• _Given task_
Restate the records in their entirety, word for word.
==============================
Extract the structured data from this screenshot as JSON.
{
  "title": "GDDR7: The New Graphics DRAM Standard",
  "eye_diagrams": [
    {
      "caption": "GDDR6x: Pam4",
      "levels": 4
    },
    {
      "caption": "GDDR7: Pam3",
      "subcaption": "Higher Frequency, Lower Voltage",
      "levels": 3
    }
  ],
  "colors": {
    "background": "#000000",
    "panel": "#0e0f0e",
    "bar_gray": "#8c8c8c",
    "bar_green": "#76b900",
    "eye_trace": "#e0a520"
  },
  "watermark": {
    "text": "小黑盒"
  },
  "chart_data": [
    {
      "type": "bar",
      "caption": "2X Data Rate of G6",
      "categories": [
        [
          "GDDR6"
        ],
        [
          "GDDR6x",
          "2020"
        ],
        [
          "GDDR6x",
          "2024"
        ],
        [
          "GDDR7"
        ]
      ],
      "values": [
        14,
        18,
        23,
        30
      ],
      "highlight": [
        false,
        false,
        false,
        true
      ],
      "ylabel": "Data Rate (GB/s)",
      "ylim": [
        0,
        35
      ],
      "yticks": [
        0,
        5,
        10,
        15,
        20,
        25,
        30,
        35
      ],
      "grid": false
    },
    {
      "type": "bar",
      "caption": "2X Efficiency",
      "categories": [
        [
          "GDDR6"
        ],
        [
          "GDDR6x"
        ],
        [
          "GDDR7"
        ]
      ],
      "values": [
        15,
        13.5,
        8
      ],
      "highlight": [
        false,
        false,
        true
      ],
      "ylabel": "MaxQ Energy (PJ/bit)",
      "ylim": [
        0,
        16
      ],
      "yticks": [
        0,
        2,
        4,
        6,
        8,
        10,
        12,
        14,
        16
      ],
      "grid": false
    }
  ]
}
==============================
• _The answer_
Extract the structured data from this screenshot as JSON.
{
  "title": "GDDR7: The New Graphics DRAM Standard",
  "eye_diagrams": [
    {
      "caption": "GDDR6x: Pam4",
      "levels": 4
    },
    {
      "caption": "GDDR7: Pam3",
      "subcaption": "Higher Frequency, Lower Voltage",
      "levels": 3
    }
  ],
  "colors": {
    "background": "#000000",
    "panel": "#0e0f0e",
    "bar_gray": "#8c8c8c",
    "bar_green": "#76b900",
    "eye_trace": "#e0a520"
  },
  "watermark": {
    "text": "小黑盒"
  },
  "chart_data": [
    {
      "type": "bar",
      "caption": "2X Data Rate of G6",
      "categories": [
        [
          "GDDR6"
        ],
        [
          "GDDR6x",
          "2020"
        ],
        [
          "GDDR6x",
          "2024"
        ],
        [
          "GDDR7"
        ]
      ],
      "values": [
        14,
        18,
        23,
        30
      ],
      "highlight": [
        false,
        false,
        false,
        true
      ],
      "ylabel": "Data Rate (GB/s)",
      "ylim": [
        0,
        35
      ],
      "yticks": [
        0,
        5,
        10,
        15,
        20,
        25,
        30,
        35
      ],
      "grid": false
    },
    {
      "type": "bar",
      "caption": "2X Efficiency",
      "categories": [
        [
          "GDDR6"
        ],
        [
          "GDDR6x"
        ],
        [
          "GDDR7"
        ]
      ],
      "values": [
        15,
        13.5,
        8
      ],
      "highlight": [
        false,
        false,
        true
      ],
      "ylabel": "MaxQ Energy (PJ/bit)",
      "ylim": [
        0,
        16
      ],
      "yticks": [
        0,
        2,
        4,
        6,
        8,
        10,
        12,
        14,
        16
      ],
      "grid": false
    }
  ]
}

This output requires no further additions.